Direction -
Every line of the records below should be restated exactly.
** BEGIN **
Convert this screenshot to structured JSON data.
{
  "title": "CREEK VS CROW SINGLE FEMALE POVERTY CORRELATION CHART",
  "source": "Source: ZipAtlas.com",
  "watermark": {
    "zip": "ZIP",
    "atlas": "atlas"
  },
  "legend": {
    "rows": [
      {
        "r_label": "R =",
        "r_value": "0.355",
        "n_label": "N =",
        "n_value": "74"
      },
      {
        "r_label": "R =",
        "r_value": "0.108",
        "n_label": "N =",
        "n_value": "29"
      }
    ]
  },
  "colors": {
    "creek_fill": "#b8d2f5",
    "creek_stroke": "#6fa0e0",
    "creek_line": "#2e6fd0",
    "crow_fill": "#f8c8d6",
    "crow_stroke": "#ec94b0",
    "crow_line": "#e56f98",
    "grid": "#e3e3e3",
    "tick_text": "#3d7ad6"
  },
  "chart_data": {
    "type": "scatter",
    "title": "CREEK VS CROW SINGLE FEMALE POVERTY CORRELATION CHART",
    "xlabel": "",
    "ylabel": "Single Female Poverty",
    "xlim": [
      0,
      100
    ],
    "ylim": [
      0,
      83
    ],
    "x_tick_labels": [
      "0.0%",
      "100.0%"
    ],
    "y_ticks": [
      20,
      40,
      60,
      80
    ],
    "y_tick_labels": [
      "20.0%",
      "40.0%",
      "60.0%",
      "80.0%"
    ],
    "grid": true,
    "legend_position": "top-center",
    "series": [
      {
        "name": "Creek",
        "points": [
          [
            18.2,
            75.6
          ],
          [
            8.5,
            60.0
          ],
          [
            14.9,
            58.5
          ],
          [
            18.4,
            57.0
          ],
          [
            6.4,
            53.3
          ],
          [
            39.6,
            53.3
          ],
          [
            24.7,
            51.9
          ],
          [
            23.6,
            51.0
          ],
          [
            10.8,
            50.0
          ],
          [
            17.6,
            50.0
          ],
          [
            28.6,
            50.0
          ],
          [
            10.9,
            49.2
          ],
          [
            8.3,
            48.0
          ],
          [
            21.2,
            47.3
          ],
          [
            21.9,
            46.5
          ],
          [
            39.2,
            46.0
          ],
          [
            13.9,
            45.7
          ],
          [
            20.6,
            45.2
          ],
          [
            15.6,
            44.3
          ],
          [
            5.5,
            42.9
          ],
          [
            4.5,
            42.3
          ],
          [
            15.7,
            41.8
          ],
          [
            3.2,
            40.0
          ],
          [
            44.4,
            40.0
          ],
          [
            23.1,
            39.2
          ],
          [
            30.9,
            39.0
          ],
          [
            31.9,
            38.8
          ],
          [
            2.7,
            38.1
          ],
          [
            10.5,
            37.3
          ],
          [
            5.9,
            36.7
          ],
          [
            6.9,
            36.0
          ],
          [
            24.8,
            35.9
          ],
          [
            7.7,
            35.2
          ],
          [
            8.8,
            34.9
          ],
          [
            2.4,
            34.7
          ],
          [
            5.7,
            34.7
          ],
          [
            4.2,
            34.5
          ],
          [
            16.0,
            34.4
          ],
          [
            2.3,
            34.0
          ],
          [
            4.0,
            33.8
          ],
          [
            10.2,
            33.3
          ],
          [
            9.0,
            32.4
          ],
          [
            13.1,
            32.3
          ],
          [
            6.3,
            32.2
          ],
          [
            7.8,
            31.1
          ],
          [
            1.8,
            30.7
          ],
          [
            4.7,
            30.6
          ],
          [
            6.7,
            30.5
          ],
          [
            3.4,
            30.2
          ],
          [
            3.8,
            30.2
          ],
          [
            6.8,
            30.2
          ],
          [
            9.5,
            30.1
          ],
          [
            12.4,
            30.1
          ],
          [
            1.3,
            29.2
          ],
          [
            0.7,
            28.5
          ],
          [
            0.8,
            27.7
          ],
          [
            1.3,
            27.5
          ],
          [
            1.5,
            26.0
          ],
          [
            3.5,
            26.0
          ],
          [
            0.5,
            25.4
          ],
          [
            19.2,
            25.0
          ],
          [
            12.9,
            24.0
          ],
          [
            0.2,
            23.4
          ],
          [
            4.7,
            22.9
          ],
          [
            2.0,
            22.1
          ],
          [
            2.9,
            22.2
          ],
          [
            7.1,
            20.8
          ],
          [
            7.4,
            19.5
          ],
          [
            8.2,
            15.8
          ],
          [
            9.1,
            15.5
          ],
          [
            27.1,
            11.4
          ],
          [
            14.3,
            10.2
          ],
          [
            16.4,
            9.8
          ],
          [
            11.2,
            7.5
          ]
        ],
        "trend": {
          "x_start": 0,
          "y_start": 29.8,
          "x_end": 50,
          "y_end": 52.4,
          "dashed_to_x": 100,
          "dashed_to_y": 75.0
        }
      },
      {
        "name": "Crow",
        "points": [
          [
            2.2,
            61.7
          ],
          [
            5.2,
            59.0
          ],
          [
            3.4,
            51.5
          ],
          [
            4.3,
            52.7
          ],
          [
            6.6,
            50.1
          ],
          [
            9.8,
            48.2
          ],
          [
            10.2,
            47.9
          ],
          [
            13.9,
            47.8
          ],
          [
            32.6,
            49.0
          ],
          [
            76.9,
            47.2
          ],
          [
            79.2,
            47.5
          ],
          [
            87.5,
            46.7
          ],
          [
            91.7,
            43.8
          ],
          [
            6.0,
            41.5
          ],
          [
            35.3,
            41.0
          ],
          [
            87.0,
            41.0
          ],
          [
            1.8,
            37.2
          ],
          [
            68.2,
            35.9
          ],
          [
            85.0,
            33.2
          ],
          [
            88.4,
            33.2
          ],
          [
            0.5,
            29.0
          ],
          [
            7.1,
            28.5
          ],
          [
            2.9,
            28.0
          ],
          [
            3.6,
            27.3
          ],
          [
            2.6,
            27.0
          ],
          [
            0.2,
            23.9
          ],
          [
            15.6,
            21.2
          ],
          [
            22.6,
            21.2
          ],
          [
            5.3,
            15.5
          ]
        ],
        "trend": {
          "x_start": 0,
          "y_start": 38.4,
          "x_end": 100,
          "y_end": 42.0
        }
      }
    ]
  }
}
** END **
Output for this task -
Convert this screenshot to structured JSON data.
{
  "title": "CREEK VS CROW SINGLE FEMALE POVERTY CORRELATION CHART",
  "source": "Source: ZipAtlas.com",
  "watermark": {
    "zip": "ZIP",
    "atlas": "atlas"
  },
  "legend": {
    "rows": [
      {
        "r_label": "R =",
        "r_value": "0.355",
        "n_label": "N =",
        "n_value": "74"
      },
      {
        "r_label": "R =",
        "r_value": "0.108",
        "n_label": "N =",
        "n_value": "29"
      }
    ]
  },
  "colors": {
    "creek_fill": "#b8d2f5",
    "creek_stroke": "#6fa0e0",
    "creek_line": "#2e6fd0",
    "crow_fill": "#f8c8d6",
    "crow_stroke": "#ec94b0",
    "crow_line": "#e56f98",
    "grid": "#e3e3e3",
    "tick_text": "#3d7ad6"
  },
  "chart_data": {
    "type": "scatter",
    "title": "CREEK VS CROW SINGLE FEMALE POVERTY CORRELATION CHART",
    "xlabel": "",
    "ylabel": "Single Female Poverty",
    "xlim": [
      0,
      100
    ],
    "ylim": [
      0,
      83
    ],
    "x_tick_labels": [
      "0.0%",
      "100.0%"
    ],
    "y_ticks": [
      20,
      40,
      60,
      80
    ],
    "y_tick_labels": [
      "20.0%",
      "40.0%",
      "60.0%",
      "80.0%"
    ],
    "grid": true,
    "legend_position": "top-center",
    "series": [
      {
        "name": "Creek",
        "points": [
          [
            18.2,
            75.6
          ],
          [
            8.5,
            60.0
          ],
          [
            14.9,
            58.5
          ],
          [
            18.4,
            57.0
          ],
          [
            6.4,
            53.3
          ],
          [
            39.6,
            53.3
          ],
          [
            24.7,
            51.9
          ],
          [
            23.6,
            51.0
          ],
          [
            10.8,
            50.0
          ],
          [
            17.6,
            50.0
          ],
          [
            28.6,
            50.0
          ],
          [
            10.9,
            49.2
          ],
          [
            8.3,
            48.0
          ],
          [
            21.2,
            47.3
          ],
          [
            21.9,
            46.5
          ],
          [
            39.2,
            46.0
          ],
          [
            13.9,
            45.7
          ],
          [
            20.6,
            45.2
          ],
          [
            15.6,
            44.3
          ],
          [
            5.5,
            42.9
          ],
          [
            4.5,
            42.3
          ],
          [
            15.7,
            41.8
          ],
          [
            3.2,
            40.0
          ],
          [
            44.4,
            40.0
          ],
          [
            23.1,
            39.2
          ],
          [
            30.9,
            39.0
          ],
          [
            31.9,
            38.8
          ],
          [
            2.7,
            38.1
          ],
          [
            10.5,
            37.3
          ],
          [
            5.9,
            36.7
          ],
          [
            6.9,
            36.0
          ],
          [
            24.8,
            35.9
          ],
          [
            7.7,
            35.2
          ],
          [
            8.8,
            34.9
          ],
          [
            2.4,
            34.7
          ],
          [
            5.7,
            34.7
          ],
          [
            4.2,
            34.5
          ],
          [
            16.0,
            34.4
          ],
          [
            2.3,
            34.0
          ],
          [
            4.0,
            33.8
          ],
          [
            10.2,
            33.3
          ],
          [
            9.0,
            32.4
          ],
          [
            13.1,
            32.3
          ],
          [
            6.3,
            32.2
          ],
          [
            7.8,
            31.1
          ],
          [
            1.8,
            30.7
          ],
          [
            4.7,
            30.6
          ],
          [
            6.7,
            30.5
          ],
          [
            3.4,
            30.2
          ],
          [
            3.8,
            30.2
          ],
          [
            6.8,
            30.2
          ],
          [
            9.5,
            30.1
          ],
          [
            12.4,
            30.1
          ],
          [
            1.3,
            29.2
          ],
          [
            0.7,
            28.5
          ],
          [
            0.8,
            27.7
          ],
          [
            1.3,
            27.5
          ],
          [
            1.5,
            26.0
          ],
          [
            3.5,
            26.0
          ],
          [
            0.5,
            25.4
          ],
          [
            19.2,
            25.0
          ],
          [
            12.9,
            24.0
          ],
          [
            0.2,
            23.4
          ],
          [
            4.7,
            22.9
          ],
          [
            2.0,
            22.1
          ],
          [
            2.9,
            22.2
          ],
          [
            7.1,
            20.8
          ],
          [
            7.4,
            19.5
          ],
          [
            8.2,
            15.8
          ],
          [
            9.1,
            15.5
          ],
          [
            27.1,
            11.4
          ],
          [
            14.3,
            10.2
          ],
          [
            16.4,
            9.8
          ],
          [
            11.2,
            7.5
          ]
        ],
        "trend": {
          "x_start": 0,
          "y_start": 29.8,
          "x_end": 50,
          "y_end": 52.4,
          "dashed_to_x": 100,
          "dashed_to_y": 75.0
        }
      },
      {
        "name": "Crow",
        "points": [
          [
            2.2,
            61.7
          ],
          [
            5.2,
            59.0
          ],
          [
            3.4,
            51.5
          ],
          [
            4.3,
            52.7
          ],
          [
            6.6,
            50.1
          ],
          [
            9.8,
            48.2
          ],
          [
            10.2,
            47.9
          ],
          [
            13.9,
            47.8
          ],
          [
            32.6,
            49.0
          ],
          [
            76.9,
            47.2
          ],
          [
            79.2,
            47.5
          ],
          [
            87.5,
            46.7
          ],
          [
            91.7,
            43.8
          ],
          [
            6.0,
            41.5
          ],
          [
            35.3,
            41.0
          ],
          [
            87.0,
            41.0
          ],
          [
            1.8,
            37.2
          ],
          [
            68.2,
            35.9
          ],
          [
            85.0,
            33.2
          ],
          [
            88.4,
            33.2
          ],
          [
            0.5,
            29.0
          ],
          [
            7.1,
            28.5
          ],
          [
            2.9,
            28.0
          ],
          [
            3.6,
            27.3
          ],
          [
            2.6,
            27.0
          ],
          [
            0.2,
            23.9
          ],
          [
            15.6,
            21.2
          ],
          [
            22.6,
            21.2
          ],
          [
            5.3,
            15.5
          ]
        ],
        "trend": {
          "x_start": 0,
          "y_start": 38.4,
          "x_end": 100,
          "y_end": 42.0
        }
      }
    ]
  }
}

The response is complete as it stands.